# DATA PROVIDED
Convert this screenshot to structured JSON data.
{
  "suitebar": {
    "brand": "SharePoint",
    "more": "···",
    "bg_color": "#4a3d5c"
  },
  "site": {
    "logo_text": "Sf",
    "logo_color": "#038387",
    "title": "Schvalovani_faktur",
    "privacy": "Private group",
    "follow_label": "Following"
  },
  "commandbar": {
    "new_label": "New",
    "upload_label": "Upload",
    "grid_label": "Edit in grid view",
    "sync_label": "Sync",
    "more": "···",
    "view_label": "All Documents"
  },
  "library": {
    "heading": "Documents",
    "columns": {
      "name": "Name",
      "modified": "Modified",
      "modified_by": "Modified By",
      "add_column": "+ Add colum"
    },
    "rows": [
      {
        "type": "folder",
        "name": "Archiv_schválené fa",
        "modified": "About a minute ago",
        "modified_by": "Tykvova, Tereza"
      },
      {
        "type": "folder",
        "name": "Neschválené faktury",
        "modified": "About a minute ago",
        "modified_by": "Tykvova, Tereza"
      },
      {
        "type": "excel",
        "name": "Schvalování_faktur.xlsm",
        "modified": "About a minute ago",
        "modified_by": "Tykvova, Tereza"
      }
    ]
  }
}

# PROBLEM TO SOLVE
Reproduce the records word for word.

# WORKED SOLUTION
Convert this screenshot to structured JSON data.
{
  "suitebar": {
    "brand": "SharePoint",
    "more": "···",
    "bg_color": "#4a3d5c"
  },
  "site": {
    "logo_text": "Sf",
    "logo_color": "#038387",
    "title": "Schvalovani_faktur",
    "privacy": "Private group",
    "follow_label": "Following"
  },
  "commandbar": {
    "new_label": "New",
    "upload_label": "Upload",
    "grid_label": "Edit in grid view",
    "sync_label": "Sync",
    "more": "···",
    "view_label": "All Documents"
  },
  "library": {
    "heading": "Documents",
    "columns": {
      "name": "Name",
      "modified": "Modified",
      "modified_by": "Modified By",
      "add_column": "+ Add colum"
    },
    "rows": [
      {
        "type": "folder",
        "name": "Archiv_schválené fa",
        "modified": "About a minute ago",
        "modified_by": "Tykvova, Tereza"
      },
      {
        "type": "folder",
        "name": "Neschválené faktury",
        "modified": "About a minute ago",
        "modified_by": "Tykvova, Tereza"
      },
      {
        "type": "excel",
        "name": "Schvalování_faktur.xlsm",
        "modified": "About a minute ago",
        "modified_by": "Tykvova, Tereza"
      }
    ]
  }
}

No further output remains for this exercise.